MATERIAL PROVIDED
|---|

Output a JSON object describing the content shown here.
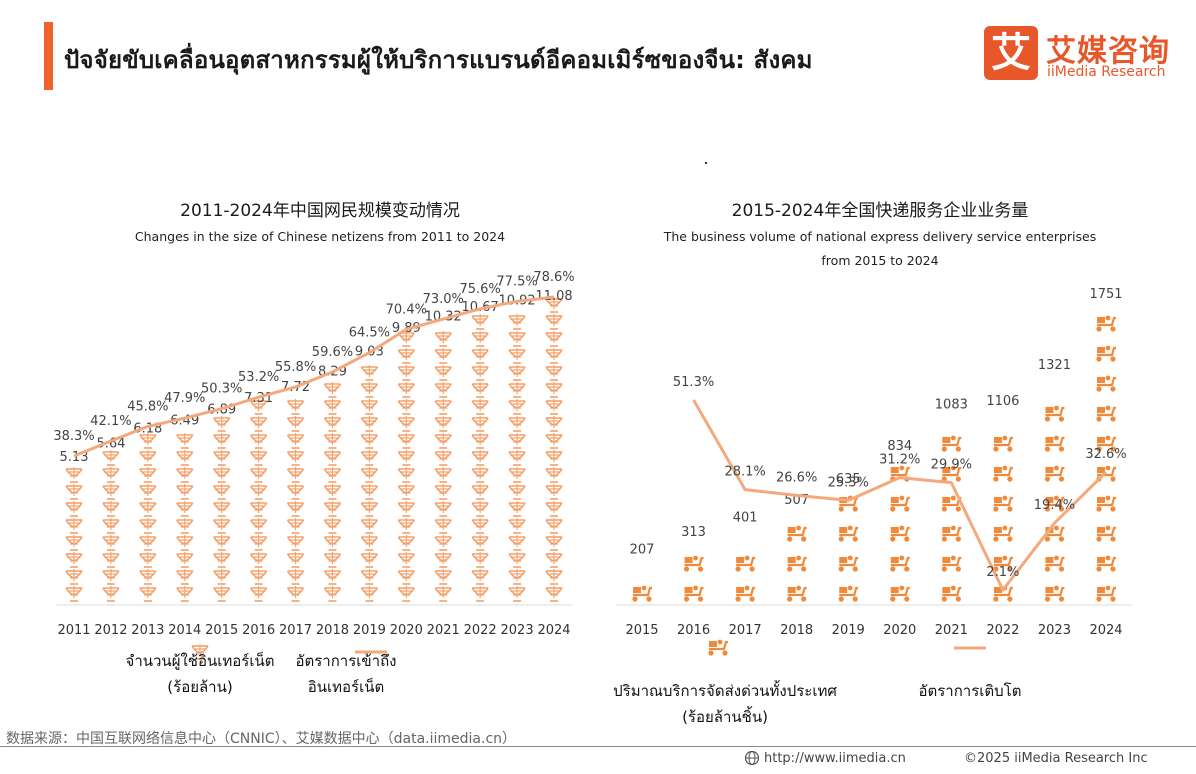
{
  "header": {
    "title": "ปัจจัยขับเคลื่อนอุตสาหกรรมผู้ให้บริการแบรนด์อีคอมเมิร์ซของจีน: สังคม",
    "accent_color": "#f0622d"
  },
  "logo": {
    "mark": "艾",
    "name_cn": "艾媒咨询",
    "name_en": "iiMedia Research",
    "color": "#e8572a"
  },
  "chart_data": [
    {
      "type": "bar",
      "title": "2011-2024年中国网民规模变动情况",
      "subtitle": "Changes in the size of Chinese netizens from 2011 to 2024",
      "categories": [
        "2011",
        "2012",
        "2013",
        "2014",
        "2015",
        "2016",
        "2017",
        "2018",
        "2019",
        "2020",
        "2021",
        "2022",
        "2023",
        "2024"
      ],
      "series": [
        {
          "name": "จำนวนผู้ใช้อินเทอร์เน็ต (ร้อยล้าน)",
          "type": "pictogram-bar",
          "icon": "globe-stand-icon",
          "values": [
            5.13,
            5.64,
            6.18,
            6.49,
            6.89,
            7.31,
            7.72,
            8.29,
            9.03,
            9.89,
            10.32,
            10.67,
            10.92,
            11.08
          ],
          "labels": [
            "5.13",
            "5.64",
            "6.18",
            "6.49",
            "6.89",
            "7.31",
            "7.72",
            "8.29",
            "9.03",
            "9.89",
            "10.32",
            "10.67",
            "10.92",
            "11.08"
          ]
        },
        {
          "name": "อัตราการเข้าถึงอินเทอร์เน็ต",
          "type": "line",
          "values": [
            38.3,
            42.1,
            45.8,
            47.9,
            50.3,
            53.2,
            55.8,
            59.6,
            64.5,
            70.4,
            73.0,
            75.6,
            77.5,
            78.6
          ],
          "labels": [
            "38.3%",
            "42.1%",
            "45.8%",
            "47.9%",
            "50.3%",
            "53.2%",
            "55.8%",
            "59.6%",
            "64.5%",
            "70.4%",
            "73.0%",
            "75.6%",
            "77.5%",
            "78.6%"
          ]
        }
      ],
      "legend": {
        "bar_line1": "จำนวนผู้ใช้อินเทอร์เน็ต",
        "bar_line2": "(ร้อยล้าน)",
        "line_line1": "อัตราการเข้าถึง",
        "line_line2": "อินเทอร์เน็ต",
        "position": "bottom"
      },
      "bar_color": "#f5a06a",
      "line_color": "#f4a97c"
    },
    {
      "type": "bar",
      "title": "2015-2024年全国快递服务企业业务量",
      "subtitle_line1": "The business volume of national express delivery service enterprises",
      "subtitle_line2": "from 2015 to 2024",
      "categories": [
        "2015",
        "2016",
        "2017",
        "2018",
        "2019",
        "2020",
        "2021",
        "2022",
        "2023",
        "2024"
      ],
      "series": [
        {
          "name": "ปริมาณบริการจัดส่งด่วนทั้งประเทศ (ร้อยล้านชิ้น)",
          "type": "pictogram-bar",
          "icon": "delivery-scooter-icon",
          "values": [
            207,
            313,
            401,
            507,
            635,
            834,
            1083,
            1106,
            1321,
            1751
          ],
          "labels": [
            "207",
            "313",
            "401",
            "507",
            "635",
            "834",
            "1083",
            "1106",
            "1321",
            "1751"
          ]
        },
        {
          "name": "อัตราการเติบโต",
          "type": "line",
          "values": [
            null,
            51.3,
            28.1,
            26.6,
            25.3,
            31.2,
            29.9,
            2.1,
            19.4,
            32.6
          ],
          "labels": [
            "",
            "51.3%",
            "28.1%",
            "26.6%",
            "25.3%",
            "31.2%",
            "29.9%",
            "2.1%",
            "19.4%",
            "32.6%"
          ]
        }
      ],
      "legend": {
        "bar_line1": "ปริมาณบริการจัดส่งด่วนทั้งประเทศ",
        "bar_line2": "(ร้อยล้านชิ้น)",
        "line_line1": "อัตราการเติบโต",
        "position": "bottom"
      },
      "bar_color": "#f08a3a",
      "line_color": "#f4a97c"
    }
  ],
  "footer": {
    "source": "数据来源：中国互联网络信息中心（CNNIC）、艾媒数据中心（data.iimedia.cn）",
    "url": "http://www.iimedia.cn",
    "copyright": "©2025  iiMedia Research  Inc"
  }
}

|---|

PROBLEM DETAILS
Without the pictures, reproduce every line of the records above exactly.

OUTPUT BELOW
Output a JSON object describing the content shown here.
{
  "header": {
    "title": "ปัจจัยขับเคลื่อนอุตสาหกรรมผู้ให้บริการแบรนด์อีคอมเมิร์ซของจีน: สังคม",
    "accent_color": "#f0622d"
  },
  "logo": {
    "mark": "艾",
    "name_cn": "艾媒咨询",
    "name_en": "iiMedia Research",
    "color": "#e8572a"
  },
  "chart_data": [
    {
      "type": "bar",
      "title": "2011-2024年中国网民规模变动情况",
      "subtitle": "Changes in the size of Chinese netizens from 2011 to 2024",
      "categories": [
        "2011",
        "2012",
        "2013",
        "2014",
        "2015",
        "2016",
        "2017",
        "2018",
        "2019",
        "2020",
        "2021",
        "2022",
        "2023",
        "2024"
      ],
      "series": [
        {
          "name": "จำนวนผู้ใช้อินเทอร์เน็ต (ร้อยล้าน)",
          "type": "pictogram-bar",
          "icon": "globe-stand-icon",
          "values": [
            5.13,
            5.64,
            6.18,
            6.49,
            6.89,
            7.31,
            7.72,
            8.29,
            9.03,
            9.89,
            10.32,
            10.67,
            10.92,
            11.08
          ],
          "labels": [
            "5.13",
            "5.64",
            "6.18",
            "6.49",
            "6.89",
            "7.31",
            "7.72",
            "8.29",
            "9.03",
            "9.89",
            "10.32",
            "10.67",
            "10.92",
            "11.08"
          ]
        },
        {
          "name": "อัตราการเข้าถึงอินเทอร์เน็ต",
          "type": "line",
          "values": [
            38.3,
            42.1,
            45.8,
            47.9,
            50.3,
            53.2,
            55.8,
            59.6,
            64.5,
            70.4,
            73.0,
            75.6,
            77.5,
            78.6
          ],
          "labels": [
            "38.3%",
            "42.1%",
            "45.8%",
            "47.9%",
            "50.3%",
            "53.2%",
            "55.8%",
            "59.6%",
            "64.5%",
            "70.4%",
            "73.0%",
            "75.6%",
            "77.5%",
            "78.6%"
          ]
        }
      ],
      "legend": {
        "bar_line1": "จำนวนผู้ใช้อินเทอร์เน็ต",
        "bar_line2": "(ร้อยล้าน)",
        "line_line1": "อัตราการเข้าถึง",
        "line_line2": "อินเทอร์เน็ต",
        "position": "bottom"
      },
      "bar_color": "#f5a06a",
      "line_color": "#f4a97c"
    },
    {
      "type": "bar",
      "title": "2015-2024年全国快递服务企业业务量",
      "subtitle_line1": "The business volume of national express delivery service enterprises",
      "subtitle_line2": "from 2015 to 2024",
      "categories": [
        "2015",
        "2016",
        "2017",
        "2018",
        "2019",
        "2020",
        "2021",
        "2022",
        "2023",
        "2024"
      ],
      "series": [
        {
          "name": "ปริมาณบริการจัดส่งด่วนทั้งประเทศ (ร้อยล้านชิ้น)",
          "type": "pictogram-bar",
          "icon": "delivery-scooter-icon",
          "values": [
            207,
            313,
            401,
            507,
            635,
            834,
            1083,
            1106,
            1321,
            1751
          ],
          "labels": [
            "207",
            "313",
            "401",
            "507",
            "635",
            "834",
            "1083",
            "1106",
            "1321",
            "1751"
          ]
        },
        {
          "name": "อัตราการเติบโต",
          "type": "line",
          "values": [
            null,
            51.3,
            28.1,
            26.6,
            25.3,
            31.2,
            29.9,
            2.1,
            19.4,
            32.6
          ],
          "labels": [
            "",
            "51.3%",
            "28.1%",
            "26.6%",
            "25.3%",
            "31.2%",
            "29.9%",
            "2.1%",
            "19.4%",
            "32.6%"
          ]
        }
      ],
      "legend": {
        "bar_line1": "ปริมาณบริการจัดส่งด่วนทั้งประเทศ",
        "bar_line2": "(ร้อยล้านชิ้น)",
        "line_line1": "อัตราการเติบโต",
        "position": "bottom"
      },
      "bar_color": "#f08a3a",
      "line_color": "#f4a97c"
    }
  ],
  "footer": {
    "source": "数据来源：中国互联网络信息中心（CNNIC）、艾媒数据中心（data.iimedia.cn）",
    "url": "http://www.iimedia.cn",
    "copyright": "©2025  iiMedia Research  Inc"
  }
}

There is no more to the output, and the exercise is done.